Directive: Identify each line in the records below that contains the word "text", and copy it.

Data for this exercise:
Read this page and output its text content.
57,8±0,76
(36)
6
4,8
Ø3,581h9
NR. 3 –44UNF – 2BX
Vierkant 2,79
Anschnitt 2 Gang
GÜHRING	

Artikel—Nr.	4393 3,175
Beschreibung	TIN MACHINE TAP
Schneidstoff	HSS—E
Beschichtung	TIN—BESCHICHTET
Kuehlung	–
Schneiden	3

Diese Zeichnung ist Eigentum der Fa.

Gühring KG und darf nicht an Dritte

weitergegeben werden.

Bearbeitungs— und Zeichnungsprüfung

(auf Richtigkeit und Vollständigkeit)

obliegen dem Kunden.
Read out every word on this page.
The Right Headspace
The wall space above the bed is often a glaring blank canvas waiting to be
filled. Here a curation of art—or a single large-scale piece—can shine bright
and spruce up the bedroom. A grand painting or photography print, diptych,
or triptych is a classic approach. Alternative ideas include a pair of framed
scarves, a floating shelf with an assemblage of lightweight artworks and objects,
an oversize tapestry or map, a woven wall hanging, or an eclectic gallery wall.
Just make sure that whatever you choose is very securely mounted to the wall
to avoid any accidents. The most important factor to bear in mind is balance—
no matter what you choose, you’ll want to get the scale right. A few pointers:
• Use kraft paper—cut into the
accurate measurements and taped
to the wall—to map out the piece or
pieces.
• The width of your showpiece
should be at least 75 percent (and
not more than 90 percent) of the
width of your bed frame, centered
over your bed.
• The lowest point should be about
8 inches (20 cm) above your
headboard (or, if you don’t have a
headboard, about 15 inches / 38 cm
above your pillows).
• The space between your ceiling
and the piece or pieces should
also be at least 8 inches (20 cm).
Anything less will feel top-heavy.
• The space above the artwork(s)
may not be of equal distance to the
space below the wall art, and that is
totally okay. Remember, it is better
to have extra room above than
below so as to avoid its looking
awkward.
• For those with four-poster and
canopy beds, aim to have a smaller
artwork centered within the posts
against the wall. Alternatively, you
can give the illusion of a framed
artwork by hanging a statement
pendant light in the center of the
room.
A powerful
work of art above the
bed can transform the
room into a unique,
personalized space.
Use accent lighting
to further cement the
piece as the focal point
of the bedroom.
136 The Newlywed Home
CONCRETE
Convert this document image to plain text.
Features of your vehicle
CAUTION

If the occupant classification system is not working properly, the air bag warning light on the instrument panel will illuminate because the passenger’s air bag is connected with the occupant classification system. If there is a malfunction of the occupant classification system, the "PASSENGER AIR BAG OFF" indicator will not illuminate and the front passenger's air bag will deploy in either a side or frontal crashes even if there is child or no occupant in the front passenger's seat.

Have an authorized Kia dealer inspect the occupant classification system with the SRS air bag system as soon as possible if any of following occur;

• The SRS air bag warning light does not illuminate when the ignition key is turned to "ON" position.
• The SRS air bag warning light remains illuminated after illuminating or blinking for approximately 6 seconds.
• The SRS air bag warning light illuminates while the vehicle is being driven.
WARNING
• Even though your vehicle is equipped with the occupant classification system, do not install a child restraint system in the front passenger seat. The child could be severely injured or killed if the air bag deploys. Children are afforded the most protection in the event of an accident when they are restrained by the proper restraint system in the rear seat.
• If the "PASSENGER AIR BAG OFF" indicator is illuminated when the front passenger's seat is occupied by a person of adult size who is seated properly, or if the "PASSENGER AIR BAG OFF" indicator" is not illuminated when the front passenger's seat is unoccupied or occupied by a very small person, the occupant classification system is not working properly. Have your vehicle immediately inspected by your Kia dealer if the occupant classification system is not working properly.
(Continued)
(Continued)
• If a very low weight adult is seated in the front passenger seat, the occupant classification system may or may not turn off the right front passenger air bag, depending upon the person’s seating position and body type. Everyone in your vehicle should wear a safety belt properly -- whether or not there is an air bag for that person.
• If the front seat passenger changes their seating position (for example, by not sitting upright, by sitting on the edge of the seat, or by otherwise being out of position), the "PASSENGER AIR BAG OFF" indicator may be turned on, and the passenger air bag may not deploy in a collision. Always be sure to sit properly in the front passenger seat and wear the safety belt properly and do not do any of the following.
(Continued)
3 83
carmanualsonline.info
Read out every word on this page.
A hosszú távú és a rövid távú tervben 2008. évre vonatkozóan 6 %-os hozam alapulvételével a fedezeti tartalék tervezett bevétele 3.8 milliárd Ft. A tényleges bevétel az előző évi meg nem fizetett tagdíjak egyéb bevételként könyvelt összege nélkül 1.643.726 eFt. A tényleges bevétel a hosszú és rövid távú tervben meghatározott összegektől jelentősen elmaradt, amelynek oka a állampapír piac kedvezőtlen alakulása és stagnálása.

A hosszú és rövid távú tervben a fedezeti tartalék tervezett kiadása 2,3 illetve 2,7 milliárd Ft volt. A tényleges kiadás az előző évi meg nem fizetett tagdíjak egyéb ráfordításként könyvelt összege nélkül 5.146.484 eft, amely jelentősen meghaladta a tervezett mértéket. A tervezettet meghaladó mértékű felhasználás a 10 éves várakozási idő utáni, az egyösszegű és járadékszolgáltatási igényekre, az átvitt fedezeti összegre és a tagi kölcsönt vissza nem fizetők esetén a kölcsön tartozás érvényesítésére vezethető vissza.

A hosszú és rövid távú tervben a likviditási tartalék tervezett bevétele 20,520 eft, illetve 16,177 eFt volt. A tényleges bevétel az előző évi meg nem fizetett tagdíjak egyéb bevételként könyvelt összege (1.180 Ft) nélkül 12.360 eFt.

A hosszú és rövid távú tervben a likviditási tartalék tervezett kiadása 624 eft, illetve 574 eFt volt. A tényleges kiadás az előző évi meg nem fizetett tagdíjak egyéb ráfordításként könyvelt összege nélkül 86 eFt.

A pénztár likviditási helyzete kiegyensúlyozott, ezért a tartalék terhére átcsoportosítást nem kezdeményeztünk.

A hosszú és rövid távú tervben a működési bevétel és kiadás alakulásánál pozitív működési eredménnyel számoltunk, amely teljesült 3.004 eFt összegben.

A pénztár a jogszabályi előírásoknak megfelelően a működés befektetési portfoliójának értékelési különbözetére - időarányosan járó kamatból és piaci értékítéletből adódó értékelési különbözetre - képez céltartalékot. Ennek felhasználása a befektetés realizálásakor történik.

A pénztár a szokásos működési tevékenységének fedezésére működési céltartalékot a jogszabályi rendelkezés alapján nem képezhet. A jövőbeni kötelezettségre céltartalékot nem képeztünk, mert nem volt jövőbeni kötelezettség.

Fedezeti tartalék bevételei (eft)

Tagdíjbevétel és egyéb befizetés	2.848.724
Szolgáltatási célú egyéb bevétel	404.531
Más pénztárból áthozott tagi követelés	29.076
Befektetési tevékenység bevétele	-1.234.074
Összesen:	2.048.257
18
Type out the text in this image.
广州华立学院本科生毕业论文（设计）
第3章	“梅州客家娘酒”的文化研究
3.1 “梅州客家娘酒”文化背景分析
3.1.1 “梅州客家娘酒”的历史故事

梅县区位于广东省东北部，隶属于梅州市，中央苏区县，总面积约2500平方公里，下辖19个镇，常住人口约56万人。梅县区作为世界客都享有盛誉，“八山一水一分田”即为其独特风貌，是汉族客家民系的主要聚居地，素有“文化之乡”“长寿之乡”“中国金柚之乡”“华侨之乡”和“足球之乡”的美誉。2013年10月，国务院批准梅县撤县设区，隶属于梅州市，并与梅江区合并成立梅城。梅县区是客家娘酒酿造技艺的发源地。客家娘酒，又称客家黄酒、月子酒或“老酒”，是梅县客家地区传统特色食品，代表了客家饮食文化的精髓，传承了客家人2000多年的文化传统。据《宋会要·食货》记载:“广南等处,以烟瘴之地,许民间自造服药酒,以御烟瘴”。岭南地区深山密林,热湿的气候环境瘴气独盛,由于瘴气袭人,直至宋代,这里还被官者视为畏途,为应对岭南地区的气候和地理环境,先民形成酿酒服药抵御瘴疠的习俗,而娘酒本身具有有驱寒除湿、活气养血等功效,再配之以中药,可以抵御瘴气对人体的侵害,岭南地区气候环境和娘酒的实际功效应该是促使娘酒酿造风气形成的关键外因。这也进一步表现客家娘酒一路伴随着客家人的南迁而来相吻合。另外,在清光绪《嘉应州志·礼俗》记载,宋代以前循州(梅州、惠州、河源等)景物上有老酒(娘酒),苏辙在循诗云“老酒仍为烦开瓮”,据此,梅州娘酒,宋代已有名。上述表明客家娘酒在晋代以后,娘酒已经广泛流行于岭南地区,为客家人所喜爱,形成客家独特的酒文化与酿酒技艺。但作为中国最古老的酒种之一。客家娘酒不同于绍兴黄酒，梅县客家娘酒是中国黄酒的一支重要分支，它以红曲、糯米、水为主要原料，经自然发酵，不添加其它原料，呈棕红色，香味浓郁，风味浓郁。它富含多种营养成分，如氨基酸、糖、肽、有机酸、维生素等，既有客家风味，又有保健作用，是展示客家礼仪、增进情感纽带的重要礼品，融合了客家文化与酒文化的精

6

Final result:
Read this page and output its text content.
Convert this document image to plain text.
Type out the text in this image.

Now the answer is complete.